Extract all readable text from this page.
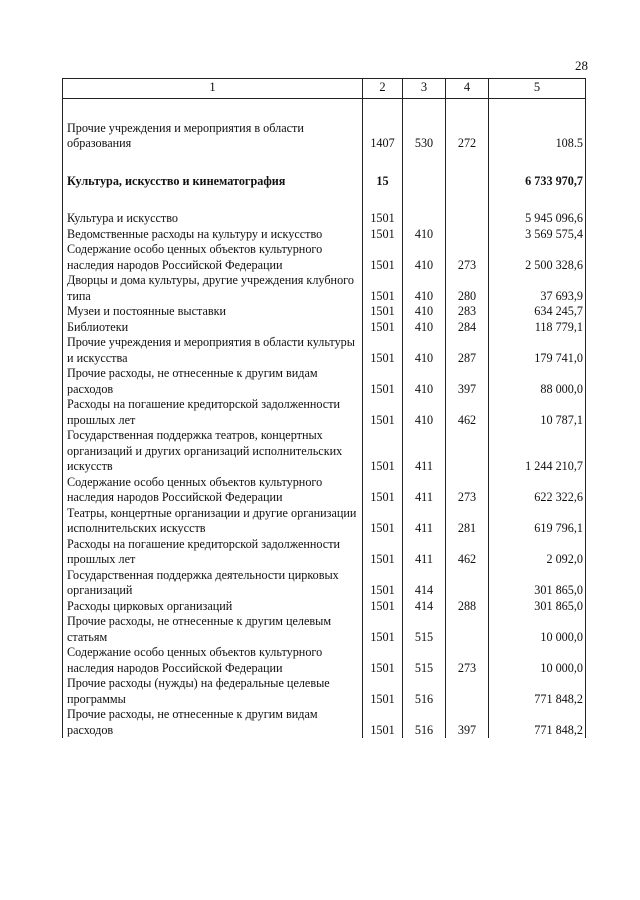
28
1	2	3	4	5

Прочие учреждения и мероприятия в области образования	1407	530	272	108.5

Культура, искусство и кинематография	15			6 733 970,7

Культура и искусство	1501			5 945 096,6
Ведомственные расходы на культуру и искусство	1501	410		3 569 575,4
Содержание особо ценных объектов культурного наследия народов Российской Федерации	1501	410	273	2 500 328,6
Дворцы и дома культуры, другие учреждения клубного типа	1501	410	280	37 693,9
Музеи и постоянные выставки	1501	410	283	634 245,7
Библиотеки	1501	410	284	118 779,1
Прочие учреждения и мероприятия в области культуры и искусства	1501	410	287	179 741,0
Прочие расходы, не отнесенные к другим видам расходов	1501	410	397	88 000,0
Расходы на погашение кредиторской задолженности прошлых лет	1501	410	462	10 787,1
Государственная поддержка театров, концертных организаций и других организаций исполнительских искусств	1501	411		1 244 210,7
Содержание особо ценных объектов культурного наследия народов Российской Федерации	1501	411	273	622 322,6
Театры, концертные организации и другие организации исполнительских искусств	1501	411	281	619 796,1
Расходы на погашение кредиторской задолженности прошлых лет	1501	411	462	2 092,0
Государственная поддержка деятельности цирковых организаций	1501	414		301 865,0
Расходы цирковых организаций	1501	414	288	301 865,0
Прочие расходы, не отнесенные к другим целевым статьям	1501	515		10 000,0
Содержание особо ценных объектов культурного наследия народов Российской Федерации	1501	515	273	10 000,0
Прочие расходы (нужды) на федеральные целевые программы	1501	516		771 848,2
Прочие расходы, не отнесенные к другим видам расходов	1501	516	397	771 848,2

○ ○ ○ ○ ○

**Task statement**
Every entry above needs to be retyped exactly; drop the pictures.

**Final result**
Extract all readable text from this page.
28
1	2	3	4	5

Прочие учреждения и мероприятия в области образования	1407	530	272	108.5

Культура, искусство и кинематография	15			6 733 970,7

Культура и искусство	1501			5 945 096,6
Ведомственные расходы на культуру и искусство	1501	410		3 569 575,4
Содержание особо ценных объектов культурного наследия народов Российской Федерации	1501	410	273	2 500 328,6
Дворцы и дома культуры, другие учреждения клубного типа	1501	410	280	37 693,9
Музеи и постоянные выставки	1501	410	283	634 245,7
Библиотеки	1501	410	284	118 779,1
Прочие учреждения и мероприятия в области культуры и искусства	1501	410	287	179 741,0
Прочие расходы, не отнесенные к другим видам расходов	1501	410	397	88 000,0
Расходы на погашение кредиторской задолженности прошлых лет	1501	410	462	10 787,1
Государственная поддержка театров, концертных организаций и других организаций исполнительских искусств	1501	411		1 244 210,7
Содержание особо ценных объектов культурного наследия народов Российской Федерации	1501	411	273	622 322,6
Театры, концертные организации и другие организации исполнительских искусств	1501	411	281	619 796,1
Расходы на погашение кредиторской задолженности прошлых лет	1501	411	462	2 092,0
Государственная поддержка деятельности цирковых организаций	1501	414		301 865,0
Расходы цирковых организаций	1501	414	288	301 865,0
Прочие расходы, не отнесенные к другим целевым статьям	1501	515		10 000,0
Содержание особо ценных объектов культурного наследия народов Российской Федерации	1501	515	273	10 000,0
Прочие расходы (нужды) на федеральные целевые программы	1501	516		771 848,2
Прочие расходы, не отнесенные к другим видам расходов	1501	516	397	771 848,2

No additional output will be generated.